**WHAT IS BEING ASKED:** Keep the pictures out of the copy and repeat the records exactly.
**** SOURCE RECORDS ****
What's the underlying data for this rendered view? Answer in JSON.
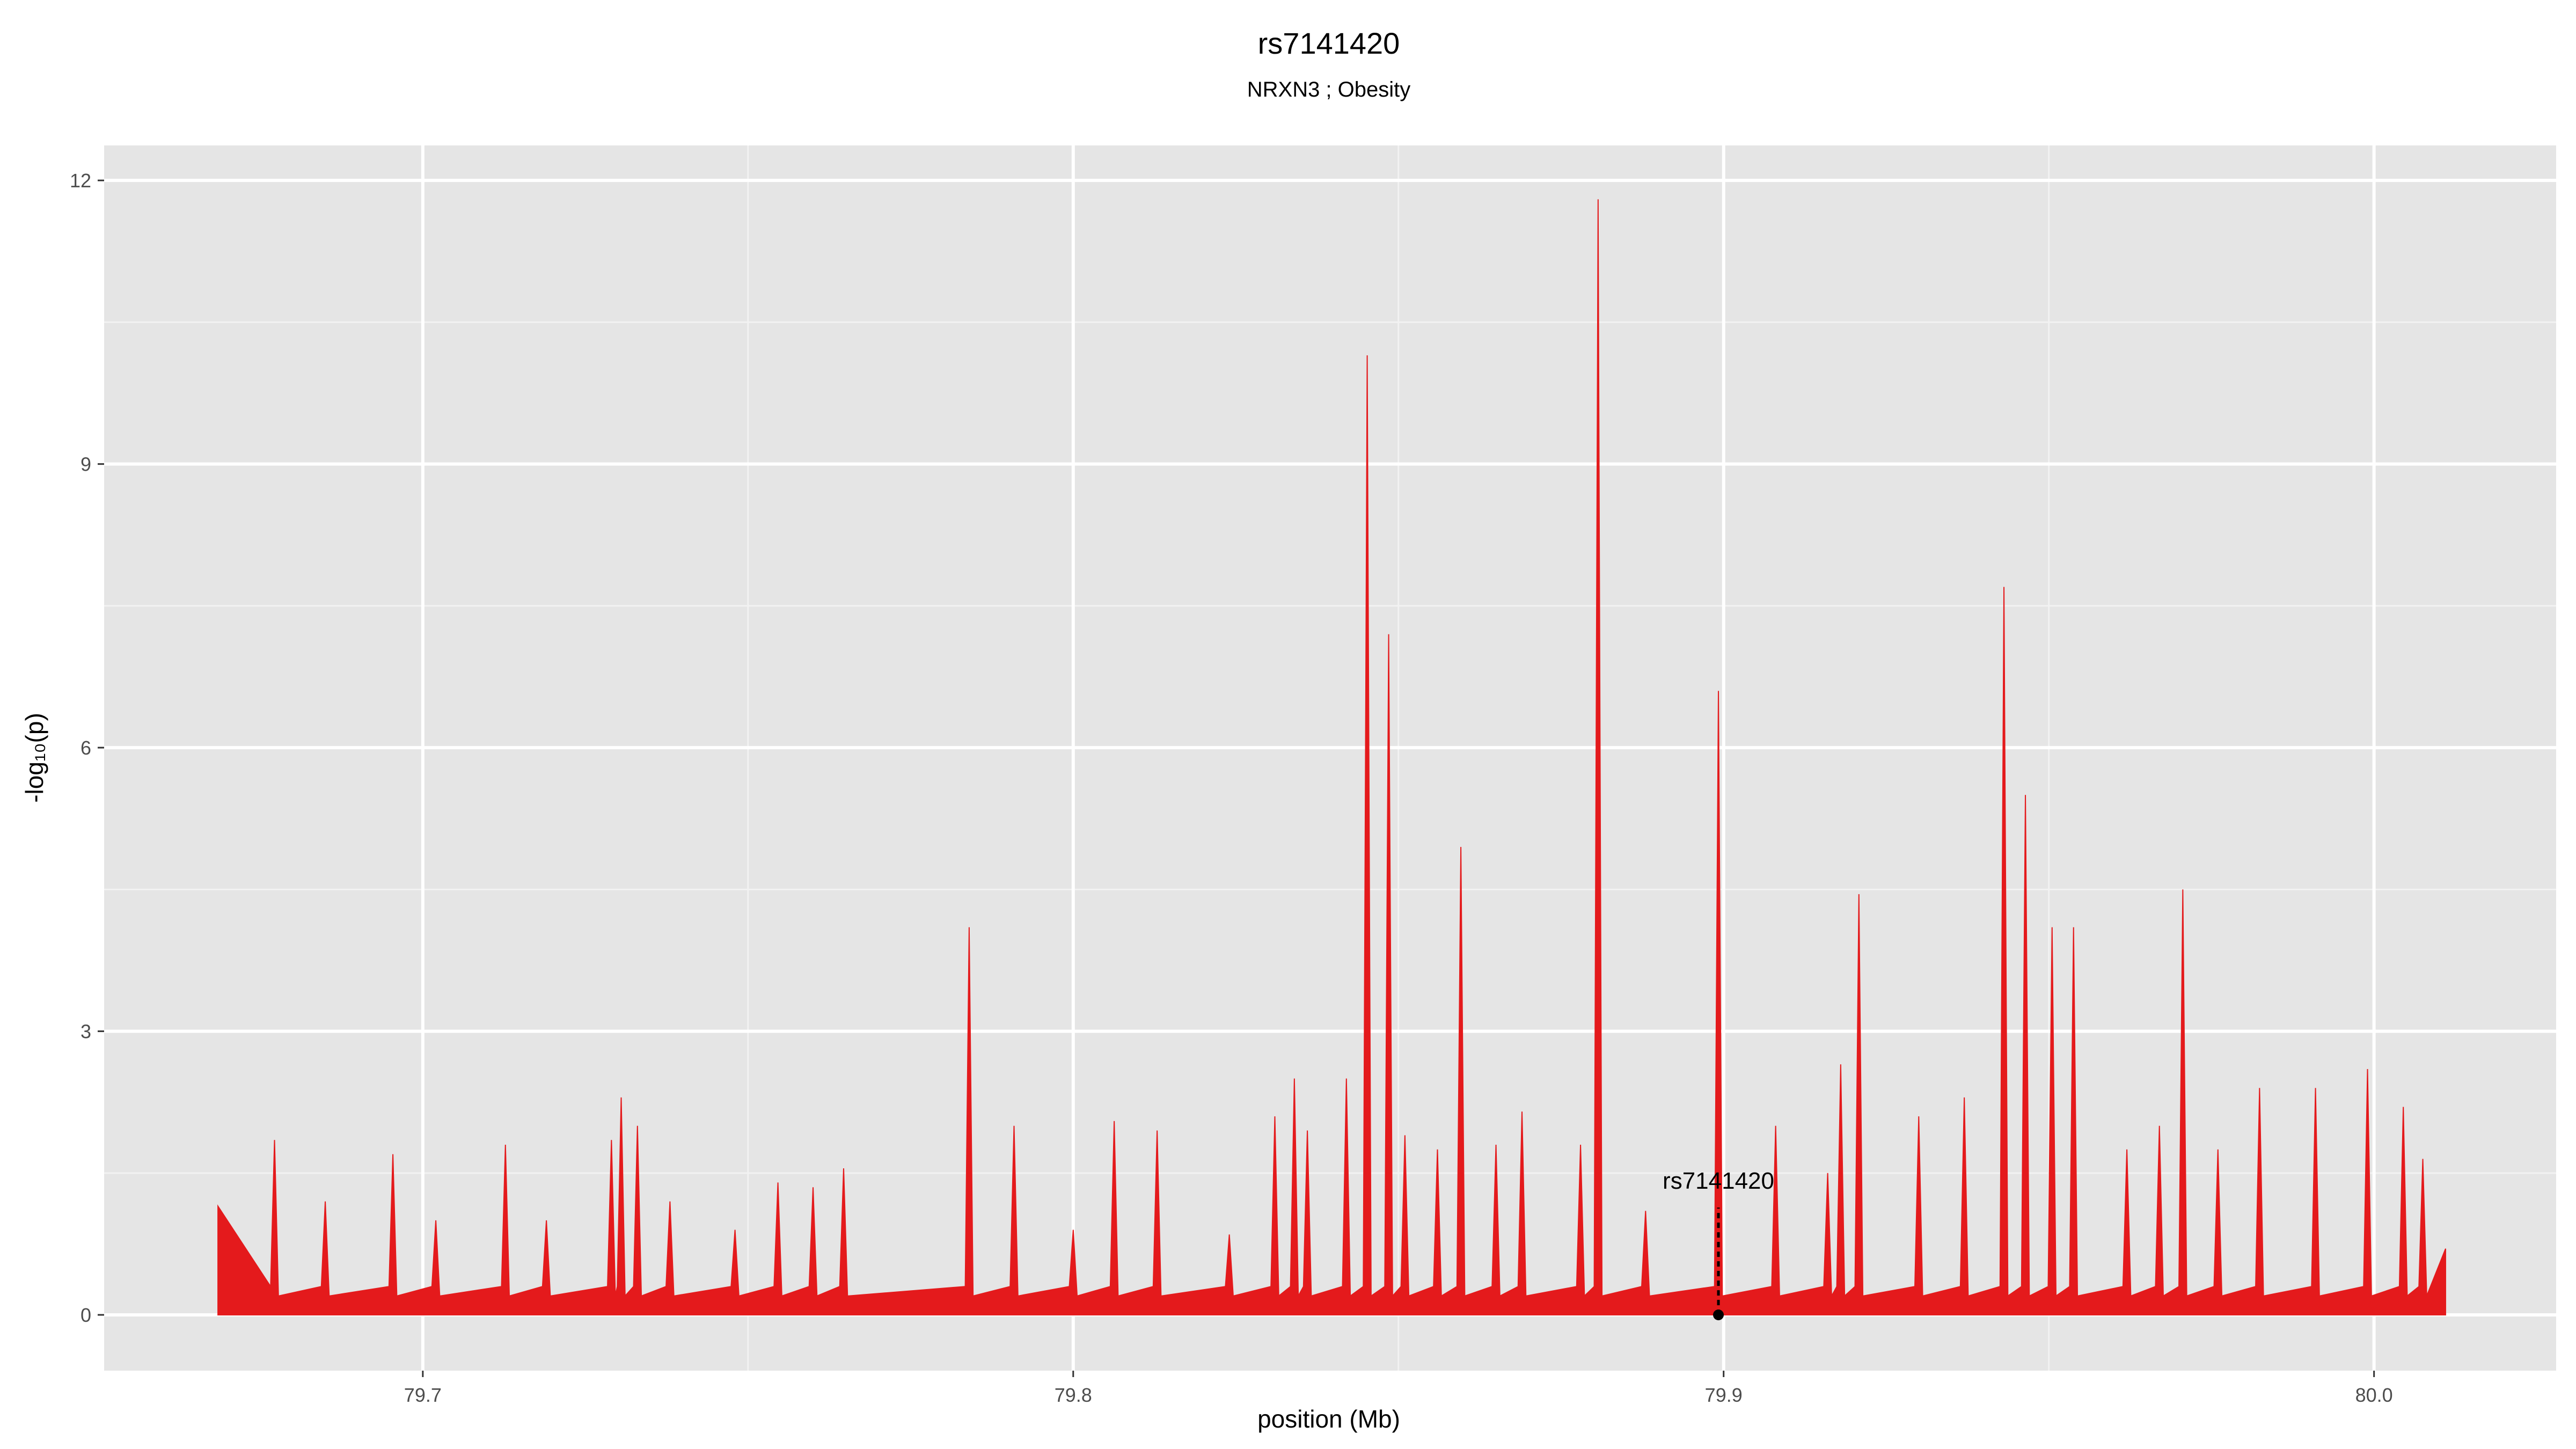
{
  "chart_data": {
    "type": "area",
    "title": "rs7141420",
    "subtitle": "NRXN3 ; Obesity",
    "x_label": "position (Mb)",
    "y_label": "-log₁₀(p)",
    "xlim": [
      79.651,
      80.028
    ],
    "ylim": [
      -0.59,
      12.37
    ],
    "xticks": [
      79.7,
      79.8,
      79.9,
      {
        "value": 80,
        "label": "80.0"
      }
    ],
    "yticks": [
      0,
      3,
      6,
      9,
      12
    ],
    "grid": true,
    "x": [
      79.6685,
      79.6766,
      79.6772,
      79.6778,
      79.6844,
      79.685,
      79.6856,
      79.6948,
      79.6954,
      79.696,
      79.7014,
      79.702,
      79.7026,
      79.7121,
      79.7127,
      79.7133,
      79.7184,
      79.719,
      79.7196,
      79.7284,
      79.729,
      79.7296,
      79.7299,
      79.7305,
      79.7311,
      79.7324,
      79.733,
      79.7336,
      79.7374,
      79.738,
      79.7386,
      79.7474,
      79.748,
      79.7486,
      79.754,
      79.7546,
      79.7552,
      79.7594,
      79.76,
      79.7606,
      79.7641,
      79.7647,
      79.7653,
      79.7834,
      79.784,
      79.7846,
      79.7903,
      79.7909,
      79.7915,
      79.7994,
      79.8,
      79.8006,
      79.8057,
      79.8063,
      79.8069,
      79.8123,
      79.8129,
      79.8135,
      79.8234,
      79.824,
      79.8246,
      79.8304,
      79.831,
      79.8316,
      79.8334,
      79.834,
      79.8346,
      79.8354,
      79.836,
      79.8366,
      79.8414,
      79.842,
      79.8426,
      79.8446,
      79.8452,
      79.8458,
      79.8479,
      79.8485,
      79.8491,
      79.8504,
      79.851,
      79.8516,
      79.8554,
      79.856,
      79.8566,
      79.859,
      79.8596,
      79.8602,
      79.8644,
      79.865,
      79.8656,
      79.8684,
      79.869,
      79.8696,
      79.8774,
      79.878,
      79.8786,
      79.8801,
      79.8807,
      79.8813,
      79.8874,
      79.888,
      79.8886,
      79.8986,
      79.8992,
      79.8998,
      79.9074,
      79.908,
      79.9086,
      79.9154,
      79.916,
      79.9166,
      79.9174,
      79.918,
      79.9186,
      79.9202,
      79.9208,
      79.9214,
      79.9294,
      79.93,
      79.9306,
      79.9364,
      79.937,
      79.9376,
      79.9425,
      79.9431,
      79.9437,
      79.9458,
      79.9464,
      79.947,
      79.9499,
      79.9505,
      79.9511,
      79.9532,
      79.9538,
      79.9544,
      79.9614,
      79.962,
      79.9626,
      79.9664,
      79.967,
      79.9676,
      79.97,
      79.9706,
      79.9712,
      79.9754,
      79.976,
      79.9766,
      79.9818,
      79.9824,
      79.983,
      79.9904,
      79.991,
      79.9916,
      79.9984,
      79.999,
      79.9996,
      80.0039,
      80.0045,
      80.0051,
      80.0069,
      80.0075,
      80.0081,
      80.011
    ],
    "series": [
      {
        "color": "#e41a1c",
        "values": [
          1.15,
          0.3,
          1.85,
          0.2,
          0.3,
          1.2,
          0.2,
          0.3,
          1.7,
          0.2,
          0.3,
          1.0,
          0.2,
          0.3,
          1.8,
          0.2,
          0.3,
          1.0,
          0.2,
          0.3,
          1.85,
          0.2,
          0.3,
          2.3,
          0.2,
          0.3,
          2.0,
          0.2,
          0.3,
          1.2,
          0.2,
          0.3,
          0.9,
          0.2,
          0.3,
          1.4,
          0.2,
          0.3,
          1.35,
          0.2,
          0.3,
          1.55,
          0.2,
          0.3,
          4.1,
          0.2,
          0.3,
          2.0,
          0.2,
          0.3,
          0.9,
          0.2,
          0.3,
          2.05,
          0.2,
          0.3,
          1.95,
          0.2,
          0.3,
          0.85,
          0.2,
          0.3,
          2.1,
          0.2,
          0.3,
          2.5,
          0.2,
          0.3,
          1.95,
          0.2,
          0.3,
          2.5,
          0.2,
          0.3,
          10.15,
          0.2,
          0.3,
          7.2,
          0.2,
          0.3,
          1.9,
          0.2,
          0.3,
          1.75,
          0.2,
          0.3,
          4.95,
          0.2,
          0.3,
          1.8,
          0.2,
          0.3,
          2.15,
          0.2,
          0.3,
          1.8,
          0.2,
          0.3,
          11.8,
          0.2,
          0.3,
          1.1,
          0.2,
          0.3,
          6.6,
          0.2,
          0.3,
          2.0,
          0.2,
          0.3,
          1.5,
          0.2,
          0.3,
          2.65,
          0.2,
          0.3,
          4.45,
          0.2,
          0.3,
          2.1,
          0.2,
          0.3,
          2.3,
          0.2,
          0.3,
          7.7,
          0.2,
          0.3,
          5.5,
          0.2,
          0.3,
          4.1,
          0.2,
          0.3,
          4.1,
          0.2,
          0.3,
          1.75,
          0.2,
          0.3,
          2.0,
          0.2,
          0.3,
          4.5,
          0.2,
          0.3,
          1.75,
          0.2,
          0.3,
          2.4,
          0.2,
          0.3,
          2.4,
          0.2,
          0.3,
          2.6,
          0.2,
          0.3,
          2.2,
          0.2,
          0.3,
          1.65,
          0.2,
          0.7
        ]
      }
    ],
    "annotation": {
      "text": "rs7141420",
      "x": 79.8992,
      "y": 0
    }
  }
}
****
**WORKED SOLUTION:**
What's the underlying data for this rendered view? Answer in JSON.
{
  "chart_data": {
    "type": "area",
    "title": "rs7141420",
    "subtitle": "NRXN3 ; Obesity",
    "x_label": "position (Mb)",
    "y_label": "-log₁₀(p)",
    "xlim": [
      79.651,
      80.028
    ],
    "ylim": [
      -0.59,
      12.37
    ],
    "xticks": [
      79.7,
      79.8,
      79.9,
      {
        "value": 80,
        "label": "80.0"
      }
    ],
    "yticks": [
      0,
      3,
      6,
      9,
      12
    ],
    "grid": true,
    "x": [
      79.6685,
      79.6766,
      79.6772,
      79.6778,
      79.6844,
      79.685,
      79.6856,
      79.6948,
      79.6954,
      79.696,
      79.7014,
      79.702,
      79.7026,
      79.7121,
      79.7127,
      79.7133,
      79.7184,
      79.719,
      79.7196,
      79.7284,
      79.729,
      79.7296,
      79.7299,
      79.7305,
      79.7311,
      79.7324,
      79.733,
      79.7336,
      79.7374,
      79.738,
      79.7386,
      79.7474,
      79.748,
      79.7486,
      79.754,
      79.7546,
      79.7552,
      79.7594,
      79.76,
      79.7606,
      79.7641,
      79.7647,
      79.7653,
      79.7834,
      79.784,
      79.7846,
      79.7903,
      79.7909,
      79.7915,
      79.7994,
      79.8,
      79.8006,
      79.8057,
      79.8063,
      79.8069,
      79.8123,
      79.8129,
      79.8135,
      79.8234,
      79.824,
      79.8246,
      79.8304,
      79.831,
      79.8316,
      79.8334,
      79.834,
      79.8346,
      79.8354,
      79.836,
      79.8366,
      79.8414,
      79.842,
      79.8426,
      79.8446,
      79.8452,
      79.8458,
      79.8479,
      79.8485,
      79.8491,
      79.8504,
      79.851,
      79.8516,
      79.8554,
      79.856,
      79.8566,
      79.859,
      79.8596,
      79.8602,
      79.8644,
      79.865,
      79.8656,
      79.8684,
      79.869,
      79.8696,
      79.8774,
      79.878,
      79.8786,
      79.8801,
      79.8807,
      79.8813,
      79.8874,
      79.888,
      79.8886,
      79.8986,
      79.8992,
      79.8998,
      79.9074,
      79.908,
      79.9086,
      79.9154,
      79.916,
      79.9166,
      79.9174,
      79.918,
      79.9186,
      79.9202,
      79.9208,
      79.9214,
      79.9294,
      79.93,
      79.9306,
      79.9364,
      79.937,
      79.9376,
      79.9425,
      79.9431,
      79.9437,
      79.9458,
      79.9464,
      79.947,
      79.9499,
      79.9505,
      79.9511,
      79.9532,
      79.9538,
      79.9544,
      79.9614,
      79.962,
      79.9626,
      79.9664,
      79.967,
      79.9676,
      79.97,
      79.9706,
      79.9712,
      79.9754,
      79.976,
      79.9766,
      79.9818,
      79.9824,
      79.983,
      79.9904,
      79.991,
      79.9916,
      79.9984,
      79.999,
      79.9996,
      80.0039,
      80.0045,
      80.0051,
      80.0069,
      80.0075,
      80.0081,
      80.011
    ],
    "series": [
      {
        "color": "#e41a1c",
        "values": [
          1.15,
          0.3,
          1.85,
          0.2,
          0.3,
          1.2,
          0.2,
          0.3,
          1.7,
          0.2,
          0.3,
          1.0,
          0.2,
          0.3,
          1.8,
          0.2,
          0.3,
          1.0,
          0.2,
          0.3,
          1.85,
          0.2,
          0.3,
          2.3,
          0.2,
          0.3,
          2.0,
          0.2,
          0.3,
          1.2,
          0.2,
          0.3,
          0.9,
          0.2,
          0.3,
          1.4,
          0.2,
          0.3,
          1.35,
          0.2,
          0.3,
          1.55,
          0.2,
          0.3,
          4.1,
          0.2,
          0.3,
          2.0,
          0.2,
          0.3,
          0.9,
          0.2,
          0.3,
          2.05,
          0.2,
          0.3,
          1.95,
          0.2,
          0.3,
          0.85,
          0.2,
          0.3,
          2.1,
          0.2,
          0.3,
          2.5,
          0.2,
          0.3,
          1.95,
          0.2,
          0.3,
          2.5,
          0.2,
          0.3,
          10.15,
          0.2,
          0.3,
          7.2,
          0.2,
          0.3,
          1.9,
          0.2,
          0.3,
          1.75,
          0.2,
          0.3,
          4.95,
          0.2,
          0.3,
          1.8,
          0.2,
          0.3,
          2.15,
          0.2,
          0.3,
          1.8,
          0.2,
          0.3,
          11.8,
          0.2,
          0.3,
          1.1,
          0.2,
          0.3,
          6.6,
          0.2,
          0.3,
          2.0,
          0.2,
          0.3,
          1.5,
          0.2,
          0.3,
          2.65,
          0.2,
          0.3,
          4.45,
          0.2,
          0.3,
          2.1,
          0.2,
          0.3,
          2.3,
          0.2,
          0.3,
          7.7,
          0.2,
          0.3,
          5.5,
          0.2,
          0.3,
          4.1,
          0.2,
          0.3,
          4.1,
          0.2,
          0.3,
          1.75,
          0.2,
          0.3,
          2.0,
          0.2,
          0.3,
          4.5,
          0.2,
          0.3,
          1.75,
          0.2,
          0.3,
          2.4,
          0.2,
          0.3,
          2.4,
          0.2,
          0.3,
          2.6,
          0.2,
          0.3,
          2.2,
          0.2,
          0.3,
          1.65,
          0.2,
          0.7
        ]
      }
    ],
    "annotation": {
      "text": "rs7141420",
      "x": 79.8992,
      "y": 0
    }
  }
}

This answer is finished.